### What this task involves
Retype the listing that follows, exactly as written.

=== Records to process ===

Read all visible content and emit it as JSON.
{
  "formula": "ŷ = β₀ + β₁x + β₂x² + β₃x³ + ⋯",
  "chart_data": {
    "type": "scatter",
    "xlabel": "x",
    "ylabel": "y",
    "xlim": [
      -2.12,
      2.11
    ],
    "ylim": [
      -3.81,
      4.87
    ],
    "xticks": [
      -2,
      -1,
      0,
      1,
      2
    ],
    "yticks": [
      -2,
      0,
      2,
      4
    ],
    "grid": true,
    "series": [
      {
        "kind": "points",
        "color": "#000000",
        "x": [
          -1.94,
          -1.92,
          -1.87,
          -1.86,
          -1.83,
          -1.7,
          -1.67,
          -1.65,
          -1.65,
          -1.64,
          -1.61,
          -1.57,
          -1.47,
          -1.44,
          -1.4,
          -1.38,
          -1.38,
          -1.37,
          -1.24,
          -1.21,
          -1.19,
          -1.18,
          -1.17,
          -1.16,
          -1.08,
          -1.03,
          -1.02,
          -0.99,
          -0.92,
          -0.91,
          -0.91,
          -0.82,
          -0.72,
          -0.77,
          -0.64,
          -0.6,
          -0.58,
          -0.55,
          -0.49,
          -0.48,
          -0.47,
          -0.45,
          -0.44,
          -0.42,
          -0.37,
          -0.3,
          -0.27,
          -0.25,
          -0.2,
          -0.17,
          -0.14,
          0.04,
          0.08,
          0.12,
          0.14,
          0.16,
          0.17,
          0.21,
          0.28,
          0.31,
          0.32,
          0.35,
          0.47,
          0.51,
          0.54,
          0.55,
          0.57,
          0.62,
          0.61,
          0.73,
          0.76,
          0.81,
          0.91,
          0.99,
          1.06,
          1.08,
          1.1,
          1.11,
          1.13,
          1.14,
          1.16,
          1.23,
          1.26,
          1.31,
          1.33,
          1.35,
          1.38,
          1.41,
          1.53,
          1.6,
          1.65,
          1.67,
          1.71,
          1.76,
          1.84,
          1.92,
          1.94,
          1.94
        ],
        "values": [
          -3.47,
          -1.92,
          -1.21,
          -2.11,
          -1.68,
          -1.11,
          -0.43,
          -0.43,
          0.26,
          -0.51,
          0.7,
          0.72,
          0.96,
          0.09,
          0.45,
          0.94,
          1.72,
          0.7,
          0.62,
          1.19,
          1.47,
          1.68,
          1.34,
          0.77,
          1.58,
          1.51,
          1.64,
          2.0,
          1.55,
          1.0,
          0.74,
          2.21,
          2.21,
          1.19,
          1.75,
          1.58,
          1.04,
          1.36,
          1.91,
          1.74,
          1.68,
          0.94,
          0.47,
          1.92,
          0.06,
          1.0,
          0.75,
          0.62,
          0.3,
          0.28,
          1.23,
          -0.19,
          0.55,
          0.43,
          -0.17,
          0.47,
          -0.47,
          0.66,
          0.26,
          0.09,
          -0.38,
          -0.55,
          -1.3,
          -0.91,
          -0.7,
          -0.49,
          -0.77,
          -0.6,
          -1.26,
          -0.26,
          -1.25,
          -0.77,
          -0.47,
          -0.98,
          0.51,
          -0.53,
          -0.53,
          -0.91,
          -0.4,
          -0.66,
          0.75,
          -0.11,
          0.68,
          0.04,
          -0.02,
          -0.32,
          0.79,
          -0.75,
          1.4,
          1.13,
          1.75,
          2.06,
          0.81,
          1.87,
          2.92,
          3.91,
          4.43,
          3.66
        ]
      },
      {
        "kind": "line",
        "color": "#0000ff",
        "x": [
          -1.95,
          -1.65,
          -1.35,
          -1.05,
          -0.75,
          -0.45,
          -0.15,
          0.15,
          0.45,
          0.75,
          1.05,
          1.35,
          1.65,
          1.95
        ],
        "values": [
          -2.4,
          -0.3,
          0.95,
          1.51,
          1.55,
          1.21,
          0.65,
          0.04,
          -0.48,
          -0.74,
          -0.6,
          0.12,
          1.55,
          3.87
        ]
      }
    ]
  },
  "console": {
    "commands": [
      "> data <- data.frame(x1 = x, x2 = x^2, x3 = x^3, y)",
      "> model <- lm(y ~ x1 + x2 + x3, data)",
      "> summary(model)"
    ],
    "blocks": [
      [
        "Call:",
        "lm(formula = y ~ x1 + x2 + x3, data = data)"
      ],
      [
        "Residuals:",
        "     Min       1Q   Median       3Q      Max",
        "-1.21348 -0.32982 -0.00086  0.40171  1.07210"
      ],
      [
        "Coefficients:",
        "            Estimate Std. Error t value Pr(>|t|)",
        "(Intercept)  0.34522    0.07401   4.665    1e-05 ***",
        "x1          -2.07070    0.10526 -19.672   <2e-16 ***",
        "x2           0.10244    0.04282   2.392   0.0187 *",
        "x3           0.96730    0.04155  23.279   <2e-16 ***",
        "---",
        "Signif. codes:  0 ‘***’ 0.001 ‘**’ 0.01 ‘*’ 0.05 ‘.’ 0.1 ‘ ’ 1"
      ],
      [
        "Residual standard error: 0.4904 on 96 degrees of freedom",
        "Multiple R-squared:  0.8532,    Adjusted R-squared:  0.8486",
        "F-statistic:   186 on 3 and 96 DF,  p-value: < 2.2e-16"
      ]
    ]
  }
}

===

### Exercise result
Read all visible content and emit it as JSON.
{
  "formula": "ŷ = β₀ + β₁x + β₂x² + β₃x³ + ⋯",
  "chart_data": {
    "type": "scatter",
    "xlabel": "x",
    "ylabel": "y",
    "xlim": [
      -2.12,
      2.11
    ],
    "ylim": [
      -3.81,
      4.87
    ],
    "xticks": [
      -2,
      -1,
      0,
      1,
      2
    ],
    "yticks": [
      -2,
      0,
      2,
      4
    ],
    "grid": true,
    "series": [
      {
        "kind": "points",
        "color": "#000000",
        "x": [
          -1.94,
          -1.92,
          -1.87,
          -1.86,
          -1.83,
          -1.7,
          -1.67,
          -1.65,
          -1.65,
          -1.64,
          -1.61,
          -1.57,
          -1.47,
          -1.44,
          -1.4,
          -1.38,
          -1.38,
          -1.37,
          -1.24,
          -1.21,
          -1.19,
          -1.18,
          -1.17,
          -1.16,
          -1.08,
          -1.03,
          -1.02,
          -0.99,
          -0.92,
          -0.91,
          -0.91,
          -0.82,
          -0.72,
          -0.77,
          -0.64,
          -0.6,
          -0.58,
          -0.55,
          -0.49,
          -0.48,
          -0.47,
          -0.45,
          -0.44,
          -0.42,
          -0.37,
          -0.3,
          -0.27,
          -0.25,
          -0.2,
          -0.17,
          -0.14,
          0.04,
          0.08,
          0.12,
          0.14,
          0.16,
          0.17,
          0.21,
          0.28,
          0.31,
          0.32,
          0.35,
          0.47,
          0.51,
          0.54,
          0.55,
          0.57,
          0.62,
          0.61,
          0.73,
          0.76,
          0.81,
          0.91,
          0.99,
          1.06,
          1.08,
          1.1,
          1.11,
          1.13,
          1.14,
          1.16,
          1.23,
          1.26,
          1.31,
          1.33,
          1.35,
          1.38,
          1.41,
          1.53,
          1.6,
          1.65,
          1.67,
          1.71,
          1.76,
          1.84,
          1.92,
          1.94,
          1.94
        ],
        "values": [
          -3.47,
          -1.92,
          -1.21,
          -2.11,
          -1.68,
          -1.11,
          -0.43,
          -0.43,
          0.26,
          -0.51,
          0.7,
          0.72,
          0.96,
          0.09,
          0.45,
          0.94,
          1.72,
          0.7,
          0.62,
          1.19,
          1.47,
          1.68,
          1.34,
          0.77,
          1.58,
          1.51,
          1.64,
          2.0,
          1.55,
          1.0,
          0.74,
          2.21,
          2.21,
          1.19,
          1.75,
          1.58,
          1.04,
          1.36,
          1.91,
          1.74,
          1.68,
          0.94,
          0.47,
          1.92,
          0.06,
          1.0,
          0.75,
          0.62,
          0.3,
          0.28,
          1.23,
          -0.19,
          0.55,
          0.43,
          -0.17,
          0.47,
          -0.47,
          0.66,
          0.26,
          0.09,
          -0.38,
          -0.55,
          -1.3,
          -0.91,
          -0.7,
          -0.49,
          -0.77,
          -0.6,
          -1.26,
          -0.26,
          -1.25,
          -0.77,
          -0.47,
          -0.98,
          0.51,
          -0.53,
          -0.53,
          -0.91,
          -0.4,
          -0.66,
          0.75,
          -0.11,
          0.68,
          0.04,
          -0.02,
          -0.32,
          0.79,
          -0.75,
          1.4,
          1.13,
          1.75,
          2.06,
          0.81,
          1.87,
          2.92,
          3.91,
          4.43,
          3.66
        ]
      },
      {
        "kind": "line",
        "color": "#0000ff",
        "x": [
          -1.95,
          -1.65,
          -1.35,
          -1.05,
          -0.75,
          -0.45,
          -0.15,
          0.15,
          0.45,
          0.75,
          1.05,
          1.35,
          1.65,
          1.95
        ],
        "values": [
          -2.4,
          -0.3,
          0.95,
          1.51,
          1.55,
          1.21,
          0.65,
          0.04,
          -0.48,
          -0.74,
          -0.6,
          0.12,
          1.55,
          3.87
        ]
      }
    ]
  },
  "console": {
    "commands": [
      "> data <- data.frame(x1 = x, x2 = x^2, x3 = x^3, y)",
      "> model <- lm(y ~ x1 + x2 + x3, data)",
      "> summary(model)"
    ],
    "blocks": [
      [
        "Call:",
        "lm(formula = y ~ x1 + x2 + x3, data = data)"
      ],
      [
        "Residuals:",
        "     Min       1Q   Median       3Q      Max",
        "-1.21348 -0.32982 -0.00086  0.40171  1.07210"
      ],
      [
        "Coefficients:",
        "            Estimate Std. Error t value Pr(>|t|)",
        "(Intercept)  0.34522    0.07401   4.665    1e-05 ***",
        "x1          -2.07070    0.10526 -19.672   <2e-16 ***",
        "x2           0.10244    0.04282   2.392   0.0187 *",
        "x3           0.96730    0.04155  23.279   <2e-16 ***",
        "---",
        "Signif. codes:  0 ‘***’ 0.001 ‘**’ 0.01 ‘*’ 0.05 ‘.’ 0.1 ‘ ’ 1"
      ],
      [
        "Residual standard error: 0.4904 on 96 degrees of freedom",
        "Multiple R-squared:  0.8532,    Adjusted R-squared:  0.8486",
        "F-statistic:   186 on 3 and 96 DF,  p-value: < 2.2e-16"
      ]
    ]
  }
}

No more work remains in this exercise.